## [Instructions to follow]
Lines containing the word "Nuclear" need to be counted. Please reply with how many there are, and nothing else.

## [Record set]
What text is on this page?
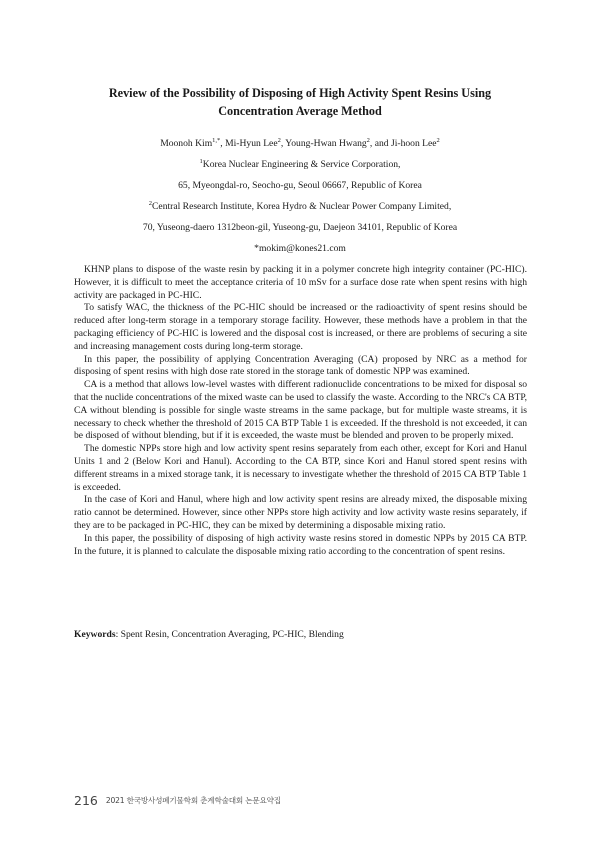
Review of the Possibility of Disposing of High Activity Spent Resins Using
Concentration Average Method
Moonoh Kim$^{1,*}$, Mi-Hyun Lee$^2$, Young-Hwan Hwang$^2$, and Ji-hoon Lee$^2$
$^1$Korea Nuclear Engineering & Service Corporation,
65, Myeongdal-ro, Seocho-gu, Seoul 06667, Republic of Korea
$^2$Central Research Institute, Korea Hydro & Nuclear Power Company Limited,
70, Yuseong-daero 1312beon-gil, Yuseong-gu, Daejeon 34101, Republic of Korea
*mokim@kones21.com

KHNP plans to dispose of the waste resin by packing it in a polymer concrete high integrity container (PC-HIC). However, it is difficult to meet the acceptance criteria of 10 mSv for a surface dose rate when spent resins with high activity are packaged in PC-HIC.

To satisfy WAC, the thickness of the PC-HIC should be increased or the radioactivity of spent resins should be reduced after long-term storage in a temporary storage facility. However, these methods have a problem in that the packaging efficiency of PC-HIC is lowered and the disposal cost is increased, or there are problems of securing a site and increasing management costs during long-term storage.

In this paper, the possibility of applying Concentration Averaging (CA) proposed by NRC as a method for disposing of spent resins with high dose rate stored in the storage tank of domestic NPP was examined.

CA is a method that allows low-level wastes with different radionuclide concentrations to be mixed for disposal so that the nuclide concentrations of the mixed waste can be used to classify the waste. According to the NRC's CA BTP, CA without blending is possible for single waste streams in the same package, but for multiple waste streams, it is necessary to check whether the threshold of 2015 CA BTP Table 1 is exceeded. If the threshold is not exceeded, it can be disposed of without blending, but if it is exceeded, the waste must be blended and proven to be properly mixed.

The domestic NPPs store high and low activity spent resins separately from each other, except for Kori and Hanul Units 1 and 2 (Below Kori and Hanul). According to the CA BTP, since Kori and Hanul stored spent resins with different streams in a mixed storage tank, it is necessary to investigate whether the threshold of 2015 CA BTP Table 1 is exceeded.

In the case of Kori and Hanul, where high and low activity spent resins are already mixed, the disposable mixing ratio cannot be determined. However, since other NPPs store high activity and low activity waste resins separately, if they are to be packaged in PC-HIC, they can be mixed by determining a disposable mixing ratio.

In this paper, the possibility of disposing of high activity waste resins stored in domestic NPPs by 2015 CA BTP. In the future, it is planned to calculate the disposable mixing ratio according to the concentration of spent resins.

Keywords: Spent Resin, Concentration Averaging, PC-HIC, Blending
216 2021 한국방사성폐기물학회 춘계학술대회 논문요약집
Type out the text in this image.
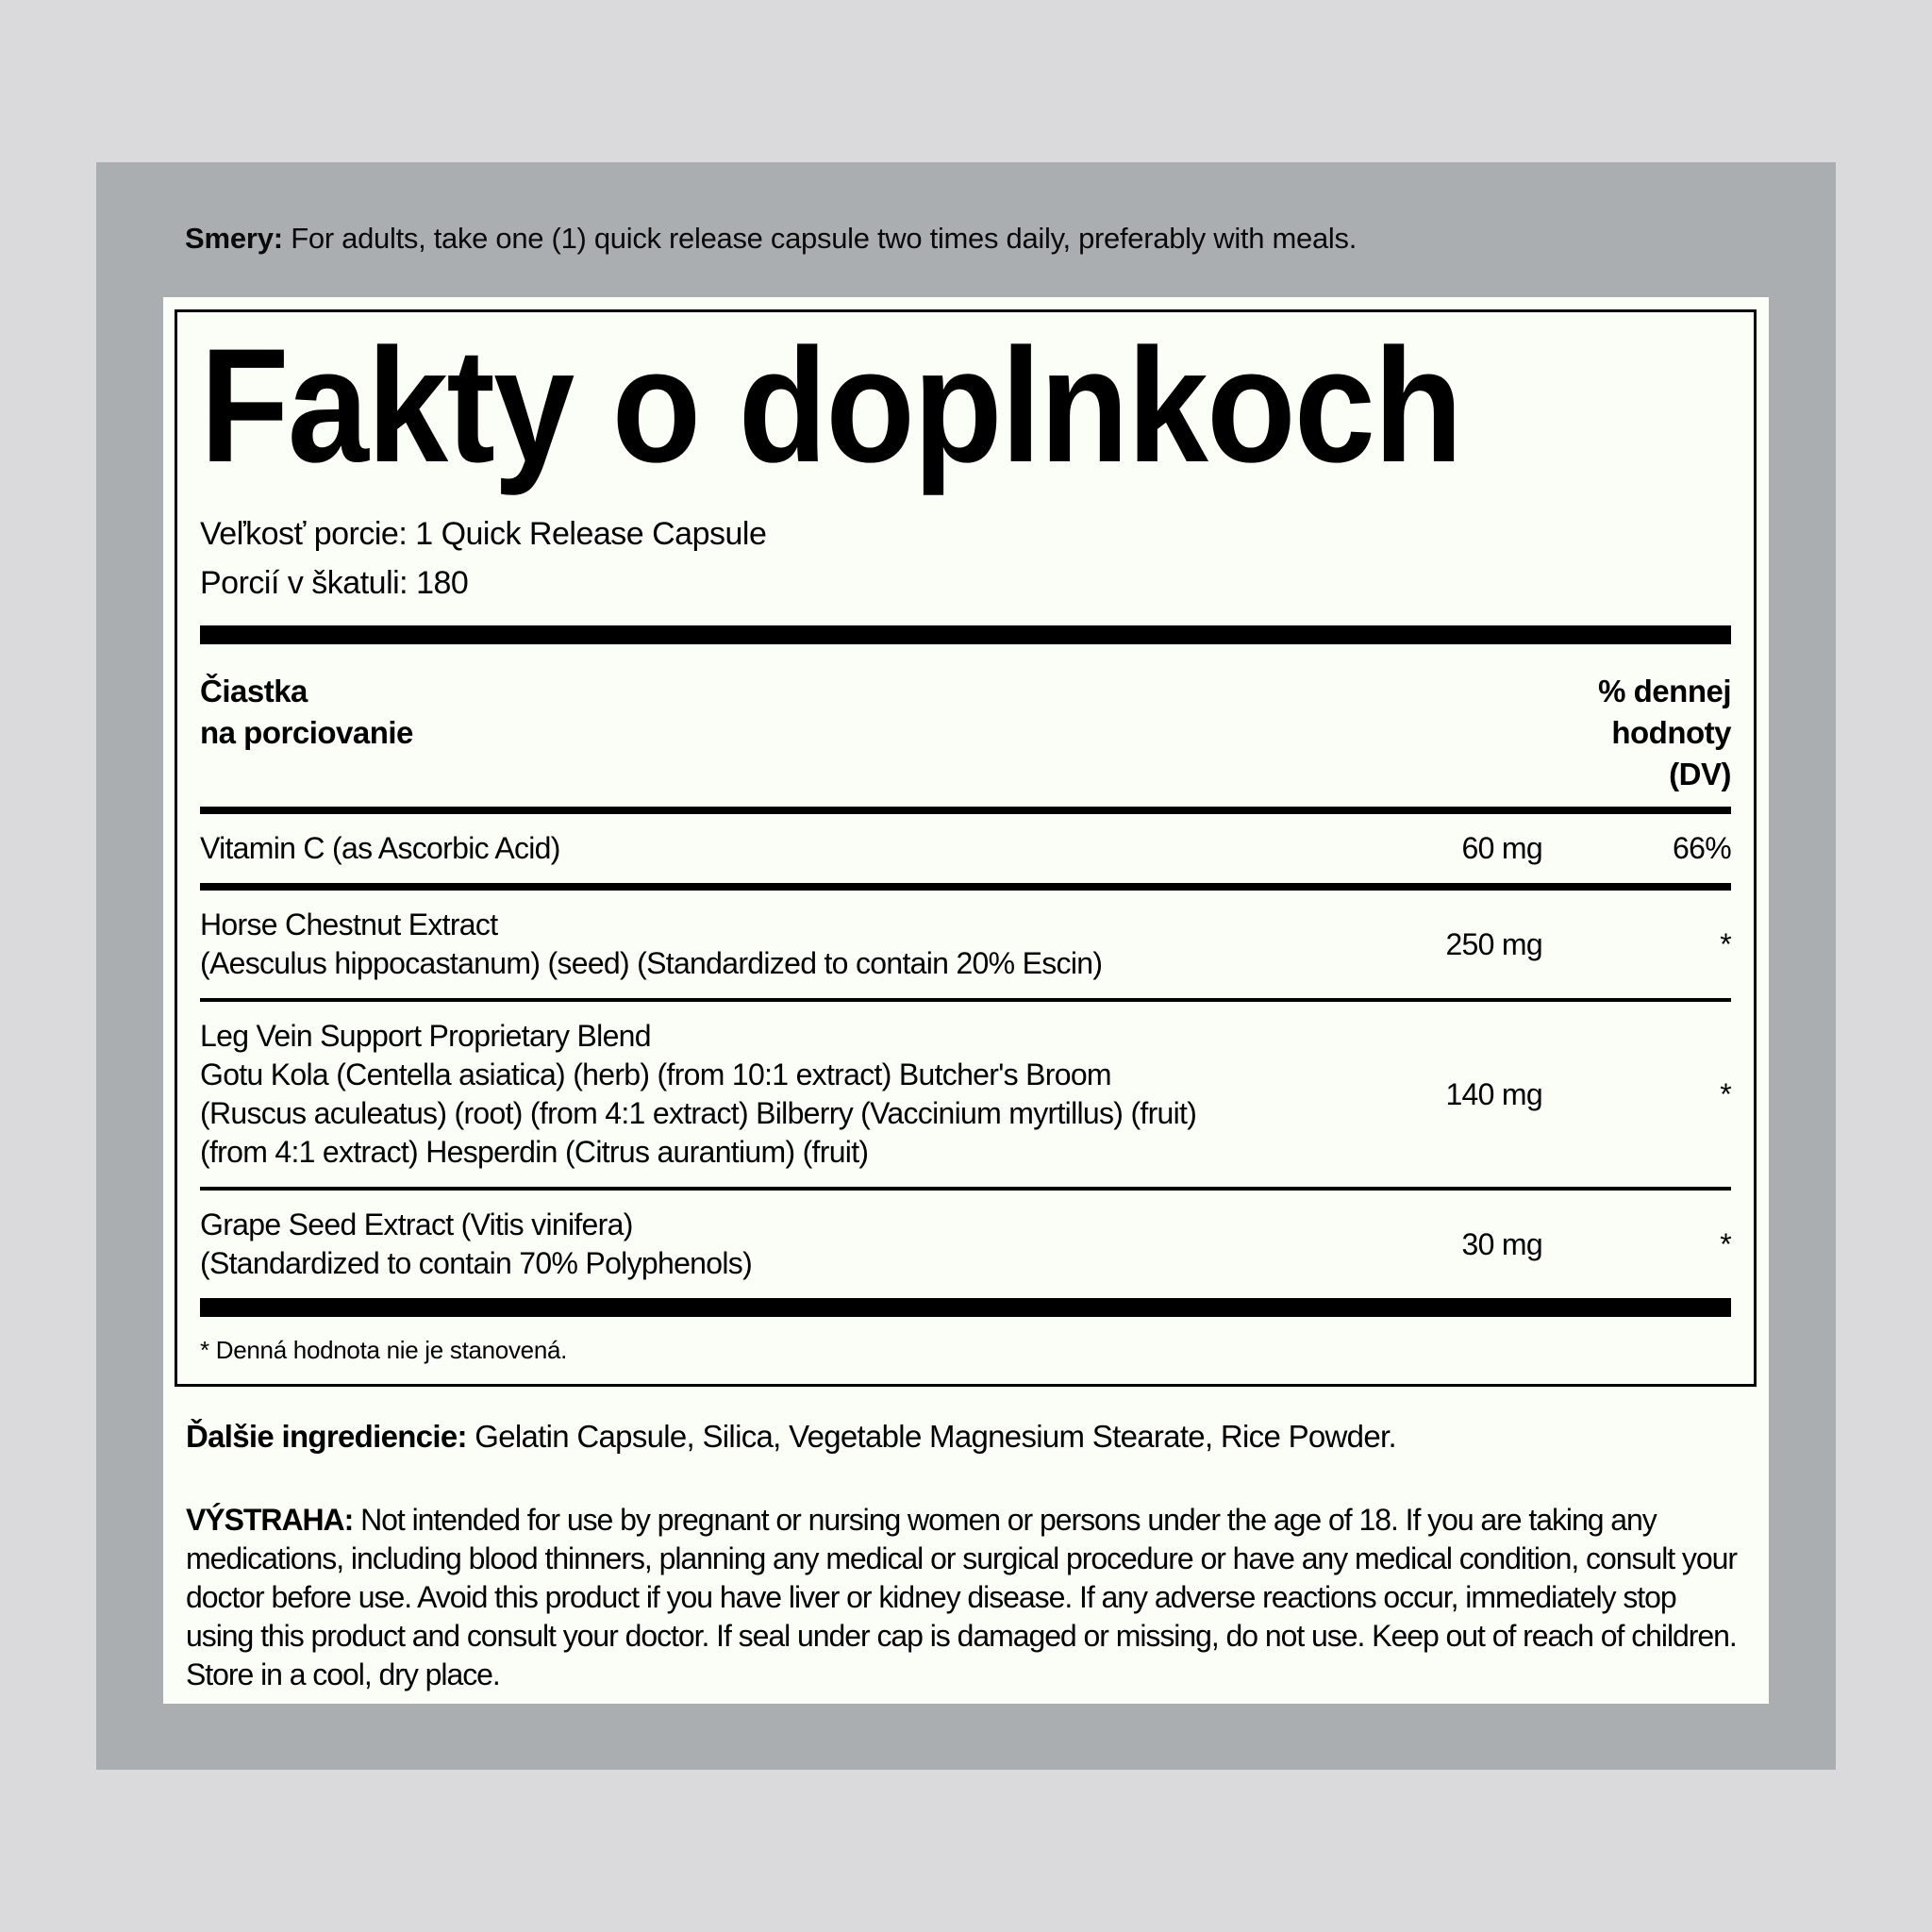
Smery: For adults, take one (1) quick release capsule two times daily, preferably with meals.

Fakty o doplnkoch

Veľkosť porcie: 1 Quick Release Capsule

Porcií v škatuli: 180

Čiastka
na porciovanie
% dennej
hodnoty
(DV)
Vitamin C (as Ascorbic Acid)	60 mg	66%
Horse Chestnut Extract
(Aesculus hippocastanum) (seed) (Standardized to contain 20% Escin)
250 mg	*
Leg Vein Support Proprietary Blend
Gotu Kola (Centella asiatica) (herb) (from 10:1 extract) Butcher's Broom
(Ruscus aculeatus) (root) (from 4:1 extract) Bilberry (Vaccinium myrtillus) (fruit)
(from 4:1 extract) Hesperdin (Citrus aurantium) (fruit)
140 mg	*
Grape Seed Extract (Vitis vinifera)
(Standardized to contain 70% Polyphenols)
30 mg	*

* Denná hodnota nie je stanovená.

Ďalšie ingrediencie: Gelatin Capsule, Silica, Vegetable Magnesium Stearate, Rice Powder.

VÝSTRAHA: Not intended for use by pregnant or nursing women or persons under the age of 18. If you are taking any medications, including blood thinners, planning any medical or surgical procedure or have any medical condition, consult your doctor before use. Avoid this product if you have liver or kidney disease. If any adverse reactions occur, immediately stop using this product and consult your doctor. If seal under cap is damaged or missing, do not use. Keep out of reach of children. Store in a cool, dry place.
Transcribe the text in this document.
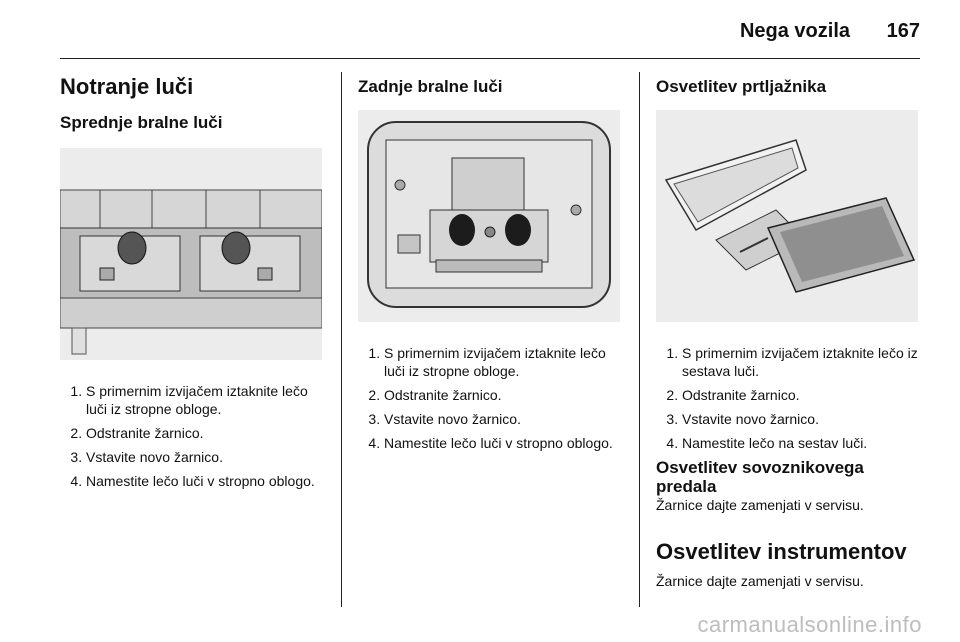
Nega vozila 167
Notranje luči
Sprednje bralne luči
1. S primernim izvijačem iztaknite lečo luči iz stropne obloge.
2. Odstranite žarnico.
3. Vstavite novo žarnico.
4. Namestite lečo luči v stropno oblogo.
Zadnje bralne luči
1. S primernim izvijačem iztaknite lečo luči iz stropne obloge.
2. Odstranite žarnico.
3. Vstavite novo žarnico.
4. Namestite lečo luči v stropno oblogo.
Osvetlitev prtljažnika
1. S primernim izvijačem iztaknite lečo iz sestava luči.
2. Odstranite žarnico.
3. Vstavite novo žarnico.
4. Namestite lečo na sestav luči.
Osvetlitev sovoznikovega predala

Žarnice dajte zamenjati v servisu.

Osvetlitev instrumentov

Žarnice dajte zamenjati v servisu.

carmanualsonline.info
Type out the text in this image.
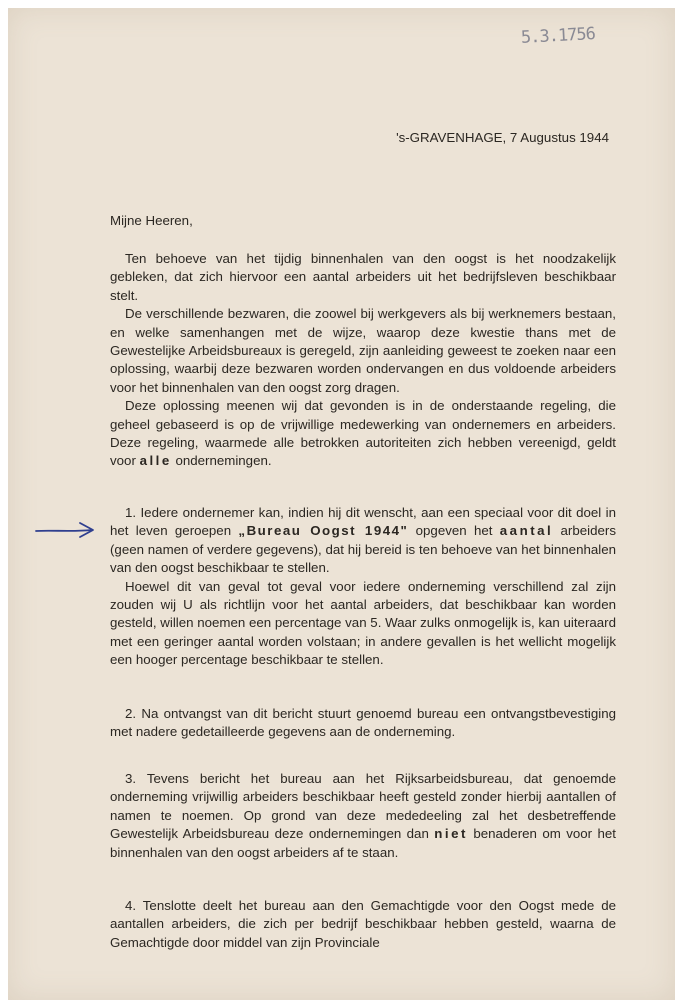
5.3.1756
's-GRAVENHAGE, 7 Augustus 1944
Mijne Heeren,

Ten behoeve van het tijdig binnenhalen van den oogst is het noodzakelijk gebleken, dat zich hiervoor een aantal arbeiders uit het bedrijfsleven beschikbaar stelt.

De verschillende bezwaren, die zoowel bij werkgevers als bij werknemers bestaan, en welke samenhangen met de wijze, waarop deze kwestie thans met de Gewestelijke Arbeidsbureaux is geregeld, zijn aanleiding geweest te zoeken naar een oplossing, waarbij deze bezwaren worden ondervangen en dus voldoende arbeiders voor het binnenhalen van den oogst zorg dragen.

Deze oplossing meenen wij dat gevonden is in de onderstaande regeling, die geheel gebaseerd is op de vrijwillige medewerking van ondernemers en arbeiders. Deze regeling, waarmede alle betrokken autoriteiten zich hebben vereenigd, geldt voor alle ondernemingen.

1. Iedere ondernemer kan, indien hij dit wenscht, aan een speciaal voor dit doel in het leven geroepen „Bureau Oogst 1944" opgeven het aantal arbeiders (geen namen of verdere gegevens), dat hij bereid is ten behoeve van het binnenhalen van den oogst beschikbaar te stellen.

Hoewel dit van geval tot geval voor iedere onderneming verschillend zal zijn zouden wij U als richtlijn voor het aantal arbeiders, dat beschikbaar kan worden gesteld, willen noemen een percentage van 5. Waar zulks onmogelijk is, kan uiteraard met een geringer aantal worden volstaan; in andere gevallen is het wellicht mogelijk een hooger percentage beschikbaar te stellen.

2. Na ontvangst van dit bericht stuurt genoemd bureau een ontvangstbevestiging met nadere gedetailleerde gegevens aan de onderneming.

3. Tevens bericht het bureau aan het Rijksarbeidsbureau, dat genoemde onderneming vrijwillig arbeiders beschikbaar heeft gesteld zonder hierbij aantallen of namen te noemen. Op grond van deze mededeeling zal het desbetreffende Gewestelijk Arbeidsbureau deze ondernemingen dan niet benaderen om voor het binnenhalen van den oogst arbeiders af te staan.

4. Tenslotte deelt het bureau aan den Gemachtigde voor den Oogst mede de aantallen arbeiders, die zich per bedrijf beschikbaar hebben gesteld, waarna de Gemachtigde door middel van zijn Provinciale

## [Complete output]
2